→ **RECORDS SUPPLIED**
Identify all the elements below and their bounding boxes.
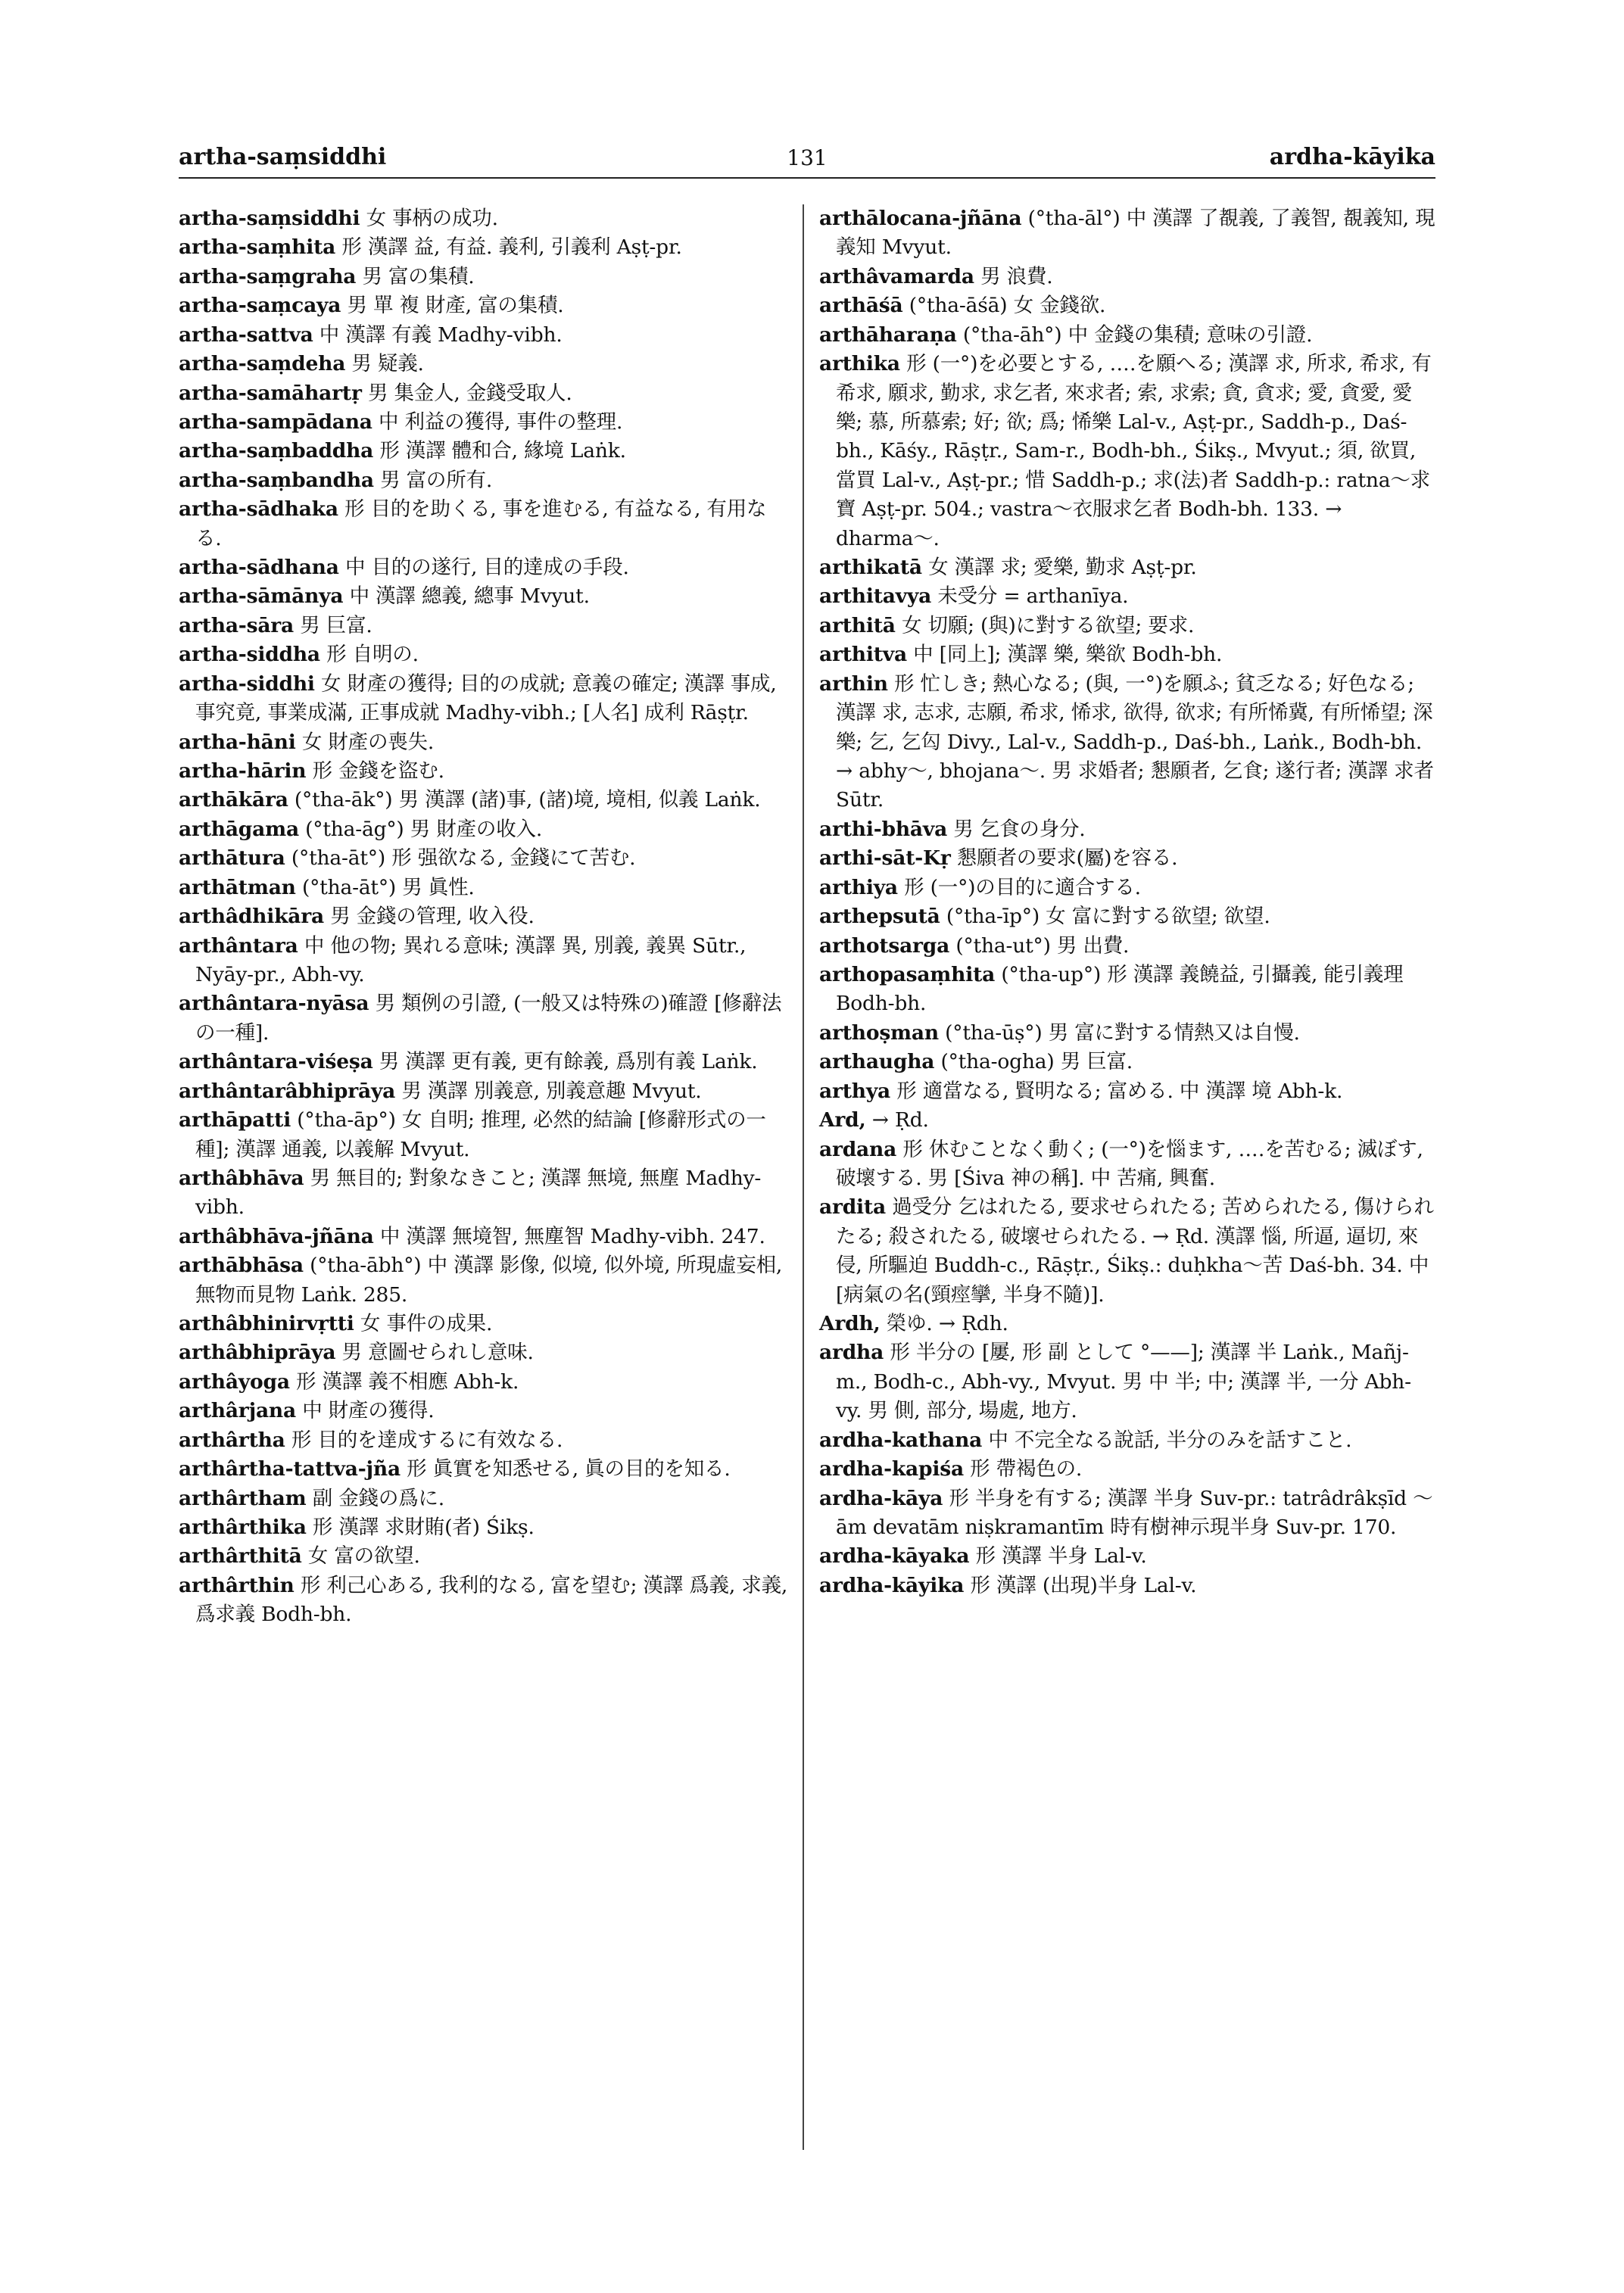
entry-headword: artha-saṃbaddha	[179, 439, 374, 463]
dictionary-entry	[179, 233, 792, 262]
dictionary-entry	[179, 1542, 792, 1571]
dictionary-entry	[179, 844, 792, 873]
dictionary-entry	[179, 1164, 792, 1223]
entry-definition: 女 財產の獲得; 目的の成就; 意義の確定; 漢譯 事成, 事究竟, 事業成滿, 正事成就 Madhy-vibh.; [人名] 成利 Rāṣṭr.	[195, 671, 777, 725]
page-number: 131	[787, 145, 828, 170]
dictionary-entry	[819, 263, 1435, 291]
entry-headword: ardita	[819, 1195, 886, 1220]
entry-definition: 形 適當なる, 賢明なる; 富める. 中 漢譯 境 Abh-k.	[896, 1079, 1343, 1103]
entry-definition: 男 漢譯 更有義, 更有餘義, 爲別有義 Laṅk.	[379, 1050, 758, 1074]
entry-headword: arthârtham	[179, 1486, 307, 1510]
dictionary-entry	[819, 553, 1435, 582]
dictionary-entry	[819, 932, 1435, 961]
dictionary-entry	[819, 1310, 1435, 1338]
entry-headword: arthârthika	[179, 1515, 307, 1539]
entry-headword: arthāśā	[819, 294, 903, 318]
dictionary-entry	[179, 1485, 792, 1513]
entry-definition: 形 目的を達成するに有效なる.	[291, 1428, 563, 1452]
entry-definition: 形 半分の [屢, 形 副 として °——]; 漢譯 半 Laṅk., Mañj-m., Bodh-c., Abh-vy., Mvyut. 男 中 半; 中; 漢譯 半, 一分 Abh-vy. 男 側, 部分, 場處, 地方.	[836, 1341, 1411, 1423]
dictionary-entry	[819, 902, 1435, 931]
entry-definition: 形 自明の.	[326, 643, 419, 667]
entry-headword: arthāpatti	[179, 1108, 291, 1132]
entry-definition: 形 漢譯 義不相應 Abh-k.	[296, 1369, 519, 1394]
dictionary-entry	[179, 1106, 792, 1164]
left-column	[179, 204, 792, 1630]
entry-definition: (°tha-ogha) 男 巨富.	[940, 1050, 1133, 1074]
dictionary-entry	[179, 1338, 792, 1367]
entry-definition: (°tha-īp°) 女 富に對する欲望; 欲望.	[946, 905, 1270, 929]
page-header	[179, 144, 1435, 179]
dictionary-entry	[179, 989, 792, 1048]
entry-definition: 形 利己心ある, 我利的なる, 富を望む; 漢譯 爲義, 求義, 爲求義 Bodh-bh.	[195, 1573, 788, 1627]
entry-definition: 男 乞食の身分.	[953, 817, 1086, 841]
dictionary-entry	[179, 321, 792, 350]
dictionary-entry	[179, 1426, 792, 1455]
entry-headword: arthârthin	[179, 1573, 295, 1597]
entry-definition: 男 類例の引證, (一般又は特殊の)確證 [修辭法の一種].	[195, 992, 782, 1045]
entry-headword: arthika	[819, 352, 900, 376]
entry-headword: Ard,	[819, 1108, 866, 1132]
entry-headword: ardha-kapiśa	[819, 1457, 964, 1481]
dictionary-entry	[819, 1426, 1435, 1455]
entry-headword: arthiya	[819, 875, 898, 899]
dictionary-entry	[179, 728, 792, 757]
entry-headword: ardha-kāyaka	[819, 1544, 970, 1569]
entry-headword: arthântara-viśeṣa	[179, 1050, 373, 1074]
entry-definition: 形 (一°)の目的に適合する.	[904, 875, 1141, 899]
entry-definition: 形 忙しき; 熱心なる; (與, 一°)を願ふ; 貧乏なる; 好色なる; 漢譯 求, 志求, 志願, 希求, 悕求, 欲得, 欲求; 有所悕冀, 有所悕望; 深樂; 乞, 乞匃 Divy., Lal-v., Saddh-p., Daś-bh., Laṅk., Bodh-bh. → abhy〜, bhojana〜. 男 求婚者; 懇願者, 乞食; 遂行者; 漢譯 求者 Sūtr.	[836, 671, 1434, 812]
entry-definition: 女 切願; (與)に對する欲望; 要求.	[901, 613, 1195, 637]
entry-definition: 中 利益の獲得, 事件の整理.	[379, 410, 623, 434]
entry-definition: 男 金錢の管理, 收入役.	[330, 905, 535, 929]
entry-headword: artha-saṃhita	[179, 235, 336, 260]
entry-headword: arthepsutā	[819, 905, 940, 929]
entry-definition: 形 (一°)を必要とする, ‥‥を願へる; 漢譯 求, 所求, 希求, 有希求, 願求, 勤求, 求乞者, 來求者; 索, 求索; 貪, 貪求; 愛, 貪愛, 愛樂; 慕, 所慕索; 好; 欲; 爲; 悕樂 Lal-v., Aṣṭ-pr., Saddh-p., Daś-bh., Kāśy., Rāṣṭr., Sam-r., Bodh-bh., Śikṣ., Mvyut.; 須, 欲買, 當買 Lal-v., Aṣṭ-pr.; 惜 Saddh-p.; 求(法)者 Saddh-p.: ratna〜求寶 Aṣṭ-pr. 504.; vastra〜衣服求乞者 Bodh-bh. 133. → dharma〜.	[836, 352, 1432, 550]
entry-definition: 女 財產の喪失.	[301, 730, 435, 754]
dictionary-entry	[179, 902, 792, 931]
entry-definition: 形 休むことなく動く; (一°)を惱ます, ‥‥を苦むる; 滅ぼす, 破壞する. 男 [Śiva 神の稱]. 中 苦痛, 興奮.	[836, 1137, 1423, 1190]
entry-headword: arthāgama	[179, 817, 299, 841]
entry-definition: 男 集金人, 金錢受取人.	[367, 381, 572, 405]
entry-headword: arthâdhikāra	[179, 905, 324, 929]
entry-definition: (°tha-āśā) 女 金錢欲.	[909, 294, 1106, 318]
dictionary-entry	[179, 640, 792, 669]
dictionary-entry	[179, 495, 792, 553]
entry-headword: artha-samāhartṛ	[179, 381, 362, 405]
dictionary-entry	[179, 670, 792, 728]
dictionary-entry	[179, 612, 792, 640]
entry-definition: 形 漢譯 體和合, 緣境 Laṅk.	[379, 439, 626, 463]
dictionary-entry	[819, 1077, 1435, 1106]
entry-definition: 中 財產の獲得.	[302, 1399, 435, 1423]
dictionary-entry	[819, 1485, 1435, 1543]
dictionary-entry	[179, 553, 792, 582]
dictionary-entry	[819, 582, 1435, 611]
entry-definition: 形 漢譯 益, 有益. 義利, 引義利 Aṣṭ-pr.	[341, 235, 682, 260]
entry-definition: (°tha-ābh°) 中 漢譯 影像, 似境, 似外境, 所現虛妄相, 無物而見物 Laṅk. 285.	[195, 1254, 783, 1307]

→ **PROBLEM STATEMENT**
Revise the data above by replacing every "entry-headword" with "headword" and leaving everything else unchanged. Leave out the pictures.

→ **TASK RESULT**
Identify all the elements below and their bounding boxes.
headword: artha-saṃbaddha	[179, 439, 374, 463]
dictionary-entry	[179, 233, 792, 262]
dictionary-entry	[179, 1542, 792, 1571]
dictionary-entry	[179, 844, 792, 873]
dictionary-entry	[179, 1164, 792, 1223]
entry-definition: 女 財產の獲得; 目的の成就; 意義の確定; 漢譯 事成, 事究竟, 事業成滿, 正事成就 Madhy-vibh.; [人名] 成利 Rāṣṭr.	[195, 671, 777, 725]
page-number: 131	[787, 145, 828, 170]
dictionary-entry	[819, 263, 1435, 291]
headword: ardita	[819, 1195, 886, 1220]
entry-definition: 形 適當なる, 賢明なる; 富める. 中 漢譯 境 Abh-k.	[896, 1079, 1343, 1103]
entry-definition: 男 漢譯 更有義, 更有餘義, 爲別有義 Laṅk.	[379, 1050, 758, 1074]
headword: arthârtham	[179, 1486, 307, 1510]
dictionary-entry	[819, 553, 1435, 582]
dictionary-entry	[819, 932, 1435, 961]
dictionary-entry	[819, 1310, 1435, 1338]
headword: arthârthika	[179, 1515, 307, 1539]
headword: arthāśā	[819, 294, 903, 318]
dictionary-entry	[179, 1485, 792, 1513]
entry-definition: 形 目的を達成するに有效なる.	[291, 1428, 563, 1452]
entry-definition: 形 半分の [屢, 形 副 として °——]; 漢譯 半 Laṅk., Mañj-m., Bodh-c., Abh-vy., Mvyut. 男 中 半; 中; 漢譯 半, 一分 Abh-vy. 男 側, 部分, 場處, 地方.	[836, 1341, 1411, 1423]
dictionary-entry	[819, 902, 1435, 931]
entry-definition: 形 自明の.	[326, 643, 419, 667]
headword: arthāpatti	[179, 1108, 291, 1132]
entry-definition: 形 漢譯 義不相應 Abh-k.	[296, 1369, 519, 1394]
dictionary-entry	[179, 1106, 792, 1164]
left-column	[179, 204, 792, 1630]
entry-definition: (°tha-ogha) 男 巨富.	[940, 1050, 1133, 1074]
dictionary-entry	[179, 1338, 792, 1367]
entry-definition: (°tha-īp°) 女 富に對する欲望; 欲望.	[946, 905, 1270, 929]
page-header	[179, 144, 1435, 179]
dictionary-entry	[179, 989, 792, 1048]
entry-definition: 形 利己心ある, 我利的なる, 富を望む; 漢譯 爲義, 求義, 爲求義 Bodh-bh.	[195, 1573, 788, 1627]
entry-definition: 男 乞食の身分.	[953, 817, 1086, 841]
dictionary-entry	[179, 321, 792, 350]
dictionary-entry	[179, 1426, 792, 1455]
headword: arthârthin	[179, 1573, 295, 1597]
entry-definition: 男 類例の引證, (一般又は特殊の)確證 [修辭法の一種].	[195, 992, 782, 1045]
headword: arthika	[819, 352, 900, 376]
headword: Ard,	[819, 1108, 866, 1132]
headword: ardha-kapiśa	[819, 1457, 964, 1481]
dictionary-entry	[819, 1426, 1435, 1455]
headword: arthiya	[819, 875, 898, 899]
dictionary-entry	[179, 728, 792, 757]
headword: ardha-kāyaka	[819, 1544, 970, 1569]
headword: arthântara-viśeṣa	[179, 1050, 373, 1074]
entry-definition: 形 (一°)の目的に適合する.	[904, 875, 1141, 899]
entry-definition: 形 忙しき; 熱心なる; (與, 一°)を願ふ; 貧乏なる; 好色なる; 漢譯 求, 志求, 志願, 希求, 悕求, 欲得, 欲求; 有所悕冀, 有所悕望; 深樂; 乞, 乞匃 Divy., Lal-v., Saddh-p., Daś-bh., Laṅk., Bodh-bh. → abhy〜, bhojana〜. 男 求婚者; 懇願者, 乞食; 遂行者; 漢譯 求者 Sūtr.	[836, 671, 1434, 812]
entry-definition: 女 切願; (與)に對する欲望; 要求.	[901, 613, 1195, 637]
entry-definition: 中 利益の獲得, 事件の整理.	[379, 410, 623, 434]
entry-definition: 男 金錢の管理, 收入役.	[330, 905, 535, 929]
headword: artha-saṃhita	[179, 235, 336, 260]
headword: arthepsutā	[819, 905, 940, 929]
entry-definition: 形 (一°)を必要とする, ‥‥を願へる; 漢譯 求, 所求, 希求, 有希求, 願求, 勤求, 求乞者, 來求者; 索, 求索; 貪, 貪求; 愛, 貪愛, 愛樂; 慕, 所慕索; 好; 欲; 爲; 悕樂 Lal-v., Aṣṭ-pr., Saddh-p., Daś-bh., Kāśy., Rāṣṭr., Sam-r., Bodh-bh., Śikṣ., Mvyut.; 須, 欲買, 當買 Lal-v., Aṣṭ-pr.; 惜 Saddh-p.; 求(法)者 Saddh-p.: ratna〜求寶 Aṣṭ-pr. 504.; vastra〜衣服求乞者 Bodh-bh. 133. → dharma〜.	[836, 352, 1432, 550]
entry-definition: 女 財產の喪失.	[301, 730, 435, 754]
dictionary-entry	[179, 902, 792, 931]
entry-definition: 形 休むことなく動く; (一°)を惱ます, ‥‥を苦むる; 滅ぼす, 破壞する. 男 [Śiva 神の稱]. 中 苦痛, 興奮.	[836, 1137, 1423, 1190]
headword: arthāgama	[179, 817, 299, 841]
entry-definition: 男 集金人, 金錢受取人.	[367, 381, 572, 405]
headword: arthâdhikāra	[179, 905, 324, 929]
entry-definition: (°tha-āśā) 女 金錢欲.	[909, 294, 1106, 318]
dictionary-entry	[179, 640, 792, 669]
dictionary-entry	[179, 495, 792, 553]
headword: artha-samāhartṛ	[179, 381, 362, 405]
dictionary-entry	[179, 670, 792, 728]
dictionary-entry	[179, 612, 792, 640]
entry-definition: 形 漢譯 體和合, 緣境 Laṅk.	[379, 439, 626, 463]
dictionary-entry	[819, 1077, 1435, 1106]
entry-definition: 中 財產の獲得.	[302, 1399, 435, 1423]
dictionary-entry	[819, 1485, 1435, 1543]
dictionary-entry	[179, 553, 792, 582]
dictionary-entry	[819, 582, 1435, 611]
entry-definition: 形 漢譯 益, 有益. 義利, 引義利 Aṣṭ-pr.	[341, 235, 682, 260]
entry-definition: (°tha-ābh°) 中 漢譯 影像, 似境, 似外境, 所現虛妄相, 無物而見物 Laṅk. 285.	[195, 1254, 783, 1307]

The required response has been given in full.